_Data section:_
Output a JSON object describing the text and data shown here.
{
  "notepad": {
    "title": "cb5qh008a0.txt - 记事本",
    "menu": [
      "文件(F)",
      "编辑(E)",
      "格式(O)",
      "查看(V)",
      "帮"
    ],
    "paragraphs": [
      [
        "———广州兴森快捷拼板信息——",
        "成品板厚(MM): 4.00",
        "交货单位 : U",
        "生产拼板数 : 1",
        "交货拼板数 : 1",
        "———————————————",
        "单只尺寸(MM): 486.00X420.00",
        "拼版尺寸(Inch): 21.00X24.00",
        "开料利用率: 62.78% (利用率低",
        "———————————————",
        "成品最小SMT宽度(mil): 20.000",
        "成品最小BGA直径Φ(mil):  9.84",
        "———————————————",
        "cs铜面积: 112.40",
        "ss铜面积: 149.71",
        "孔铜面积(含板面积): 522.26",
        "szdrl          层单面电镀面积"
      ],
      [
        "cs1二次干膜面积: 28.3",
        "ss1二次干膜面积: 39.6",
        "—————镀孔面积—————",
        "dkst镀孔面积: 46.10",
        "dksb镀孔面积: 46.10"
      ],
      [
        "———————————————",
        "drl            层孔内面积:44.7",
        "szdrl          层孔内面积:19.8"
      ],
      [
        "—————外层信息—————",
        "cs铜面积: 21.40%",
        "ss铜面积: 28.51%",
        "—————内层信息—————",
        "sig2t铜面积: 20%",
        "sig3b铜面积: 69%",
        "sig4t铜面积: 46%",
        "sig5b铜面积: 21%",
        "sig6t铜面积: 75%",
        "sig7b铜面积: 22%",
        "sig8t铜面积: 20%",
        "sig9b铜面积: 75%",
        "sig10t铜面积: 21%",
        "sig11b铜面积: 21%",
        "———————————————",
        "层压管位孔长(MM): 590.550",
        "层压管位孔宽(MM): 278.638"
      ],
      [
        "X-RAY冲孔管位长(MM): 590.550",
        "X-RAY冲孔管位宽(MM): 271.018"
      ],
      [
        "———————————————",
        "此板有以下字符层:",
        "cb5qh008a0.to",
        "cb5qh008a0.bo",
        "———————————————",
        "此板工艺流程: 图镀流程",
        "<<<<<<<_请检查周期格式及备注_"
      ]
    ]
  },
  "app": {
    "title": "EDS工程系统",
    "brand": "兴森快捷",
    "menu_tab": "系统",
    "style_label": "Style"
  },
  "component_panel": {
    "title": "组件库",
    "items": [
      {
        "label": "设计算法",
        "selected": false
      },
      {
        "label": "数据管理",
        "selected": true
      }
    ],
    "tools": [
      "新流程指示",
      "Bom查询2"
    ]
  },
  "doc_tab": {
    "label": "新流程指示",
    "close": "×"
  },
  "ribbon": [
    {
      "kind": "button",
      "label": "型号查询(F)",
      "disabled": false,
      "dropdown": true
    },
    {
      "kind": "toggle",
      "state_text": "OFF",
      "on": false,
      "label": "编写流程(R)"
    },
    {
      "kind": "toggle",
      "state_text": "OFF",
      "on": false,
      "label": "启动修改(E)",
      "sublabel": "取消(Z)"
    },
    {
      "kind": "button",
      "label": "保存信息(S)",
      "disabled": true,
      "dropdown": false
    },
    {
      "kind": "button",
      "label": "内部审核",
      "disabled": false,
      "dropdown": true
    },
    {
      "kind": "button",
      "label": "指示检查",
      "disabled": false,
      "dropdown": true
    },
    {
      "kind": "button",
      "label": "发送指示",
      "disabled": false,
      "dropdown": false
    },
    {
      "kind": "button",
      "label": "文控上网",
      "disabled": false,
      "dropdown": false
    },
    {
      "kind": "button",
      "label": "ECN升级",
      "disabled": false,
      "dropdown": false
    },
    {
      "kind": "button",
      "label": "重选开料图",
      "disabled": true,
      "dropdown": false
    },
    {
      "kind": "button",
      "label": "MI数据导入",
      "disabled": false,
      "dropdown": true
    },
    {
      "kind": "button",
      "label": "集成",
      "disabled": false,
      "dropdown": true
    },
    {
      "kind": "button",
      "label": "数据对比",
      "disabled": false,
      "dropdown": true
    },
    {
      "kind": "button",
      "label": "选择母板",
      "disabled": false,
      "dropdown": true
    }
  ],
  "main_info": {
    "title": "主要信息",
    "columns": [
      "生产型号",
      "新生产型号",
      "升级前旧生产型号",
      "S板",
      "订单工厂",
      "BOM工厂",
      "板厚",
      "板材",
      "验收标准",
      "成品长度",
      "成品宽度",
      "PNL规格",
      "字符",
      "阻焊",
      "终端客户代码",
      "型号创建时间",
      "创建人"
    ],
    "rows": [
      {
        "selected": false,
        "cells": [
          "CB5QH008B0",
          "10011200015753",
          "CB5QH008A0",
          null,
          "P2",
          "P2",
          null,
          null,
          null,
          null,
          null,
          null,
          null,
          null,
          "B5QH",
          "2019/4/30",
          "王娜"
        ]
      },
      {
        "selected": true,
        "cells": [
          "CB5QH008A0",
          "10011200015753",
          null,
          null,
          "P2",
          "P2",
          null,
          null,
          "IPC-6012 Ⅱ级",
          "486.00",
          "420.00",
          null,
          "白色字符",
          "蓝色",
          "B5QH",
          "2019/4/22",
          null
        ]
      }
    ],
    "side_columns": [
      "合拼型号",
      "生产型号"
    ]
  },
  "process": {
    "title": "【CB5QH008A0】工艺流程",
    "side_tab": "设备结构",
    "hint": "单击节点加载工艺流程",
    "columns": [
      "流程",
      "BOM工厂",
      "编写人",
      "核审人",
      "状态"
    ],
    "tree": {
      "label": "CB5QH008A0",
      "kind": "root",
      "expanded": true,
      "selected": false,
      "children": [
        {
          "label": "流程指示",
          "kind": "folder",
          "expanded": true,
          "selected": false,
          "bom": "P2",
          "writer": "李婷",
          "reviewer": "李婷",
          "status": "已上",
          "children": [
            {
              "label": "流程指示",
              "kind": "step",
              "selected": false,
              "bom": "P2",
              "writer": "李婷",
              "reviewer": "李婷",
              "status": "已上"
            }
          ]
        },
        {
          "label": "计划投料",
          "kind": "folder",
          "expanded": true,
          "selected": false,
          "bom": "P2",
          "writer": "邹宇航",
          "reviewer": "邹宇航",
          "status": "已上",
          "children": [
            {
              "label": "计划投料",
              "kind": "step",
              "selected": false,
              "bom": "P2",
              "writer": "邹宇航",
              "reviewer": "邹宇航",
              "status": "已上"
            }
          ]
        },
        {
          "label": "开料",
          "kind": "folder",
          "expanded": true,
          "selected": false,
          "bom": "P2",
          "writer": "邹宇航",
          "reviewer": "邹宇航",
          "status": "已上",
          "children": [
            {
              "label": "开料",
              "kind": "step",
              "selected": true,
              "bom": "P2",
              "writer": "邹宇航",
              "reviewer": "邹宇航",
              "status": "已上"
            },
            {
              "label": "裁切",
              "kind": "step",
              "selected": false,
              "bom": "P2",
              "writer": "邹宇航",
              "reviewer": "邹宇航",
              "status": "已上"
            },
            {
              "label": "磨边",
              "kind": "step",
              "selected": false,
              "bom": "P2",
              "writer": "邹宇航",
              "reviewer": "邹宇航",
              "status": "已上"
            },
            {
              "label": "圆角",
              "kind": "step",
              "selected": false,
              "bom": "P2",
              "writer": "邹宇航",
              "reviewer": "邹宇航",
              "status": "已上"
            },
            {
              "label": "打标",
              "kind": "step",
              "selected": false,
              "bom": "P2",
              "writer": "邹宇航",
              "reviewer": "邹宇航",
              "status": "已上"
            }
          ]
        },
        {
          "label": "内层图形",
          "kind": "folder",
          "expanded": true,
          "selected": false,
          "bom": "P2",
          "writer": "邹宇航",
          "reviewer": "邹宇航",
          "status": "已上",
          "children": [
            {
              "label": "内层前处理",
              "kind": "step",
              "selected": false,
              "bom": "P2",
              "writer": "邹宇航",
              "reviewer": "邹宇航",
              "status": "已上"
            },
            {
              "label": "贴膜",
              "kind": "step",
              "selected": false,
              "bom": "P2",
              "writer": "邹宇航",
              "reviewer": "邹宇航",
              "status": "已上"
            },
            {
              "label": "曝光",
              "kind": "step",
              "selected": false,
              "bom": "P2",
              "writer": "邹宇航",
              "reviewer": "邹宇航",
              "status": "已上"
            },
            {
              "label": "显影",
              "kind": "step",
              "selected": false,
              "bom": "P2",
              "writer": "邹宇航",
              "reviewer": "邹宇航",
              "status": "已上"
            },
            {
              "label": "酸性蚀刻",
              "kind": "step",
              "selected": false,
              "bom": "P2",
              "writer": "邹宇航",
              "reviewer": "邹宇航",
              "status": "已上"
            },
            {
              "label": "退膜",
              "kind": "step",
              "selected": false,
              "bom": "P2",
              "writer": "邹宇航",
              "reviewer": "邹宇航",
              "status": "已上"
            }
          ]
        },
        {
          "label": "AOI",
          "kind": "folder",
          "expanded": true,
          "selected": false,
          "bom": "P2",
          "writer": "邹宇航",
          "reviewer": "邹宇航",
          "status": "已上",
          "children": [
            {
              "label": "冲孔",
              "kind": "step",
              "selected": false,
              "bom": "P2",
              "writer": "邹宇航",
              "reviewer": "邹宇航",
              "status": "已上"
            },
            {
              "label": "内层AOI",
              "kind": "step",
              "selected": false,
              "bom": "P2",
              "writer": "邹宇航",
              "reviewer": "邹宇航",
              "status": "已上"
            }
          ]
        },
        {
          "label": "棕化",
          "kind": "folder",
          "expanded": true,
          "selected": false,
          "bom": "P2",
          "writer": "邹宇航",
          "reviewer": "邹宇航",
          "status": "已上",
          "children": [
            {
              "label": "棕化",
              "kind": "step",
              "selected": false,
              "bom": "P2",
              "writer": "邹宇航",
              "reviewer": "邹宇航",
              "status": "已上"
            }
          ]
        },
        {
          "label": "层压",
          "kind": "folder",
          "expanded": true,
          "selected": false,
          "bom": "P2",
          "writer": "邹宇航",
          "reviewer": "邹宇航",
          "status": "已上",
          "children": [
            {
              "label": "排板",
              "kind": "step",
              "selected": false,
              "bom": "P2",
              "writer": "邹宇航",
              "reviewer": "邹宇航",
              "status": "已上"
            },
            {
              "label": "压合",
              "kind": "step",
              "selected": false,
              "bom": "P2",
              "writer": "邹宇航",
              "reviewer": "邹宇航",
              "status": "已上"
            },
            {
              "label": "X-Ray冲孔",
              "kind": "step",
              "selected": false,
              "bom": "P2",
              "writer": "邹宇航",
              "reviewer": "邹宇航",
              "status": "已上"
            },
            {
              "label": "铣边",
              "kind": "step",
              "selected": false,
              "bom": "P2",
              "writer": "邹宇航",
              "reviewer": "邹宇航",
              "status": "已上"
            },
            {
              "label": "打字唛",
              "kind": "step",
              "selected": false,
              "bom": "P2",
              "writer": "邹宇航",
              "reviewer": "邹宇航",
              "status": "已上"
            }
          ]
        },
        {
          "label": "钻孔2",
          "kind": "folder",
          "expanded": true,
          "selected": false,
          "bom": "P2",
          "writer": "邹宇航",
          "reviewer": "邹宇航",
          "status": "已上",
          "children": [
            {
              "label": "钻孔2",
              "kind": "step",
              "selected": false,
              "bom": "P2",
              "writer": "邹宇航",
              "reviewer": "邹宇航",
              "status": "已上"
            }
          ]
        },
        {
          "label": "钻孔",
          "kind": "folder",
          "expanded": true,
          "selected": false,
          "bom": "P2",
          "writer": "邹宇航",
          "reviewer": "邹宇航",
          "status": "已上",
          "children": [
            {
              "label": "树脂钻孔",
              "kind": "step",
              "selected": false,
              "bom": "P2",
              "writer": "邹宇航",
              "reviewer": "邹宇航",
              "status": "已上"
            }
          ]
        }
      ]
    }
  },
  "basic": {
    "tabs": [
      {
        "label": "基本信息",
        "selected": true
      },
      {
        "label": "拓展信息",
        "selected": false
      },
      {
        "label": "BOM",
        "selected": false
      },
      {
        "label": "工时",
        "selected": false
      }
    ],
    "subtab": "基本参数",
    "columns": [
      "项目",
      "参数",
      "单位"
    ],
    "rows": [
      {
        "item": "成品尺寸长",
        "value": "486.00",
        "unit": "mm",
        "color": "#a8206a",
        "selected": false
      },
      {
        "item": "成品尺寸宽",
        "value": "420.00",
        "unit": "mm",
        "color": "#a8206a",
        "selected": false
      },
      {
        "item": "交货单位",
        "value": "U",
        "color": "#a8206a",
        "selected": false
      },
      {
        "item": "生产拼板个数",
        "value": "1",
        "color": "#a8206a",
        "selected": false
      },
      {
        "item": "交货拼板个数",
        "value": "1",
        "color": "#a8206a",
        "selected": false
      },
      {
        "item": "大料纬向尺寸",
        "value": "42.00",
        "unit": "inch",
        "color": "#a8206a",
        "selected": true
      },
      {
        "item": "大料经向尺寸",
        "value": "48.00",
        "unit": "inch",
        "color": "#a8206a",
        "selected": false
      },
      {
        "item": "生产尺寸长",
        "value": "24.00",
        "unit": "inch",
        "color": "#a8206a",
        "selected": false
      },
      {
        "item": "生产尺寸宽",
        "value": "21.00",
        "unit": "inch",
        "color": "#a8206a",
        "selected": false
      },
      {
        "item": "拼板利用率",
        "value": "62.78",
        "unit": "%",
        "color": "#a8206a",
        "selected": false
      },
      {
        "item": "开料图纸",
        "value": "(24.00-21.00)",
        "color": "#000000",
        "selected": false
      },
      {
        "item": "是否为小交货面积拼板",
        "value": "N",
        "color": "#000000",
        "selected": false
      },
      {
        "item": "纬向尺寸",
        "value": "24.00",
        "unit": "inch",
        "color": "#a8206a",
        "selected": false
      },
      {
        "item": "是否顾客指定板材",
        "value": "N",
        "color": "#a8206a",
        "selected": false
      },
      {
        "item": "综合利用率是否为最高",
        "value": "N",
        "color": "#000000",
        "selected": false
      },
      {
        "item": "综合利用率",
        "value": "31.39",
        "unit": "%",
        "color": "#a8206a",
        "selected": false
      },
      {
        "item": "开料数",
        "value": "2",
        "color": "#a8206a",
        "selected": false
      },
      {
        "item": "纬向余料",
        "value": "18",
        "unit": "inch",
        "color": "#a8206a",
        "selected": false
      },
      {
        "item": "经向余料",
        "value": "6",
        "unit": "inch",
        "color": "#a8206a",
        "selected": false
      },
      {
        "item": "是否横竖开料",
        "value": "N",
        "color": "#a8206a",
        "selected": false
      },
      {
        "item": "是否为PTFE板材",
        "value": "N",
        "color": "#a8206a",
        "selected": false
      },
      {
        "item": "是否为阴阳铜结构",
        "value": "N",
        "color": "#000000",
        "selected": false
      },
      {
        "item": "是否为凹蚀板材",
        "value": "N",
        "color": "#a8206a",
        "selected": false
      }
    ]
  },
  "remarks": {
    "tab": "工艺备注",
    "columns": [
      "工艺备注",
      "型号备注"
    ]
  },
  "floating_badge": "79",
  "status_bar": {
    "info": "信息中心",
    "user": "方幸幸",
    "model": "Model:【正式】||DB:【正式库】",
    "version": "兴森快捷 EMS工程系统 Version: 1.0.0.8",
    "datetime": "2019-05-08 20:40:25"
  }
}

_Required work:_ In the records, locate each line holding the string "title" and copy it.

_Output below:_
    "title": "cb5qh008a0.txt - 记事本",
    "title": "EDS工程系统",
    "title": "组件库",
    "title": "主要信息",
    "title": "【CB5QH008A0】工艺流程",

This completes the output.